Task to complete
Output the data below in full, byte for byte. Nothing may differ.

(Data items)
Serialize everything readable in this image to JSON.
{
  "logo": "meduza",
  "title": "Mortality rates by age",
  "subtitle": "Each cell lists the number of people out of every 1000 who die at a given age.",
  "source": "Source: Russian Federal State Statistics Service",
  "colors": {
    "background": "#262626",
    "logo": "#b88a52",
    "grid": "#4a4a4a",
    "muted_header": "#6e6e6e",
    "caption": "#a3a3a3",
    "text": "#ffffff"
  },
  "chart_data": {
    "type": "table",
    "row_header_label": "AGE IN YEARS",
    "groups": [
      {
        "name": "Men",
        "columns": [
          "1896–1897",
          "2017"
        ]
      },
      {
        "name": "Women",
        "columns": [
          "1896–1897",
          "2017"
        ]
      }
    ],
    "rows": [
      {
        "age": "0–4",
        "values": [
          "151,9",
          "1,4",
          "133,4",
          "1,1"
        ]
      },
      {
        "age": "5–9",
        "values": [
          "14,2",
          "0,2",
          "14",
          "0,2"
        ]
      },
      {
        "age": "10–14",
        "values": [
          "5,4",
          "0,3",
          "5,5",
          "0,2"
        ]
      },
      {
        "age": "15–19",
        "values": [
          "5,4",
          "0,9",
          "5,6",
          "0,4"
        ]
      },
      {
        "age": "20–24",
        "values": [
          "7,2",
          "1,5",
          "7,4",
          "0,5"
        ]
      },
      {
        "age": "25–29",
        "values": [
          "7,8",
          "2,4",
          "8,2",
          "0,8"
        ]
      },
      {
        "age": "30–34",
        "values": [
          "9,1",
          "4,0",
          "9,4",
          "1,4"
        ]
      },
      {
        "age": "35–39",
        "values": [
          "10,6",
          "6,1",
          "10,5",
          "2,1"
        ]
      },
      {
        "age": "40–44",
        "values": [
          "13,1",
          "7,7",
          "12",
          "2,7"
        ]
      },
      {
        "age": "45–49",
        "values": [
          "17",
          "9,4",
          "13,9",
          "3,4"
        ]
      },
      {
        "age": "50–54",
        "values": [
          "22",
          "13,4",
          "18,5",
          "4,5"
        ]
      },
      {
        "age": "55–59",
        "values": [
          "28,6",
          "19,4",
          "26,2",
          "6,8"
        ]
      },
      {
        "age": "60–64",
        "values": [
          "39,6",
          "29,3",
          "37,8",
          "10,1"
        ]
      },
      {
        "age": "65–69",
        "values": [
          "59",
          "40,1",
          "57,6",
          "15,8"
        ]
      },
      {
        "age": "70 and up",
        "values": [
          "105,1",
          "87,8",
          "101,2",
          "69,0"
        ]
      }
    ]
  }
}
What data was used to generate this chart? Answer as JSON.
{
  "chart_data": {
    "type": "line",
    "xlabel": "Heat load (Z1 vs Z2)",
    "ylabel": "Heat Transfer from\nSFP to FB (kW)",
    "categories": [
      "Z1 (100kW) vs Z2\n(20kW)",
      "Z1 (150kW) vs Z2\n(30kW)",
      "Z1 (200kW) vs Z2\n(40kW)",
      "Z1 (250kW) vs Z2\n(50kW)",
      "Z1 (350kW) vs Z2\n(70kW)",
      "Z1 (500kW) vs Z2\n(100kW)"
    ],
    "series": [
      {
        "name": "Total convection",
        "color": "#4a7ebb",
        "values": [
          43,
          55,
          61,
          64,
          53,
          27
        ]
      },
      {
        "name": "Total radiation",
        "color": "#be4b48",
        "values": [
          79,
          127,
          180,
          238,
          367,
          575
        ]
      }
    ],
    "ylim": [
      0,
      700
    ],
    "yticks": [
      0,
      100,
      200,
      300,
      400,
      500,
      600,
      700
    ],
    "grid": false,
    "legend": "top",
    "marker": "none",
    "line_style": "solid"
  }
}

Correct output
Serialize everything readable in this image to JSON.
{
  "logo": "meduza",
  "title": "Mortality rates by age",
  "subtitle": "Each cell lists the number of people out of every 1000 who die at a given age.",
  "source": "Source: Russian Federal State Statistics Service",
  "colors": {
    "background": "#262626",
    "logo": "#b88a52",
    "grid": "#4a4a4a",
    "muted_header": "#6e6e6e",
    "caption": "#a3a3a3",
    "text": "#ffffff"
  },
  "chart_data": {
    "type": "table",
    "row_header_label": "AGE IN YEARS",
    "groups": [
      {
        "name": "Men",
        "columns": [
          "1896–1897",
          "2017"
        ]
      },
      {
        "name": "Women",
        "columns": [
          "1896–1897",
          "2017"
        ]
      }
    ],
    "rows": [
      {
        "age": "0–4",
        "values": [
          "151,9",
          "1,4",
          "133,4",
          "1,1"
        ]
      },
      {
        "age": "5–9",
        "values": [
          "14,2",
          "0,2",
          "14",
          "0,2"
        ]
      },
      {
        "age": "10–14",
        "values": [
          "5,4",
          "0,3",
          "5,5",
          "0,2"
        ]
      },
      {
        "age": "15–19",
        "values": [
          "5,4",
          "0,9",
          "5,6",
          "0,4"
        ]
      },
      {
        "age": "20–24",
        "values": [
          "7,2",
          "1,5",
          "7,4",
          "0,5"
        ]
      },
      {
        "age": "25–29",
        "values": [
          "7,8",
          "2,4",
          "8,2",
          "0,8"
        ]
      },
      {
        "age": "30–34",
        "values": [
          "9,1",
          "4,0",
          "9,4",
          "1,4"
        ]
      },
      {
        "age": "35–39",
        "values": [
          "10,6",
          "6,1",
          "10,5",
          "2,1"
        ]
      },
      {
        "age": "40–44",
        "values": [
          "13,1",
          "7,7",
          "12",
          "2,7"
        ]
      },
      {
        "age": "45–49",
        "values": [
          "17",
          "9,4",
          "13,9",
          "3,4"
        ]
      },
      {
        "age": "50–54",
        "values": [
          "22",
          "13,4",
          "18,5",
          "4,5"
        ]
      },
      {
        "age": "55–59",
        "values": [
          "28,6",
          "19,4",
          "26,2",
          "6,8"
        ]
      },
      {
        "age": "60–64",
        "values": [
          "39,6",
          "29,3",
          "37,8",
          "10,1"
        ]
      },
      {
        "age": "65–69",
        "values": [
          "59",
          "40,1",
          "57,6",
          "15,8"
        ]
      },
      {
        "age": "70 and up",
        "values": [
          "105,1",
          "87,8",
          "101,2",
          "69,0"
        ]
      }
    ]
  }
}
What data was used to generate this chart? Answer as JSON.
{
  "chart_data": {
    "type": "line",
    "xlabel": "Heat load (Z1 vs Z2)",
    "ylabel": "Heat Transfer from\nSFP to FB (kW)",
    "categories": [
      "Z1 (100kW) vs Z2\n(20kW)",
      "Z1 (150kW) vs Z2\n(30kW)",
      "Z1 (200kW) vs Z2\n(40kW)",
      "Z1 (250kW) vs Z2\n(50kW)",
      "Z1 (350kW) vs Z2\n(70kW)",
      "Z1 (500kW) vs Z2\n(100kW)"
    ],
    "series": [
      {
        "name": "Total convection",
        "color": "#4a7ebb",
        "values": [
          43,
          55,
          61,
          64,
          53,
          27
        ]
      },
      {
        "name": "Total radiation",
        "color": "#be4b48",
        "values": [
          79,
          127,
          180,
          238,
          367,
          575
        ]
      }
    ],
    "ylim": [
      0,
      700
    ],
    "yticks": [
      0,
      100,
      200,
      300,
      400,
      500,
      600,
      700
    ],
    "grid": false,
    "legend": "top",
    "marker": "none",
    "line_style": "solid"
  }
}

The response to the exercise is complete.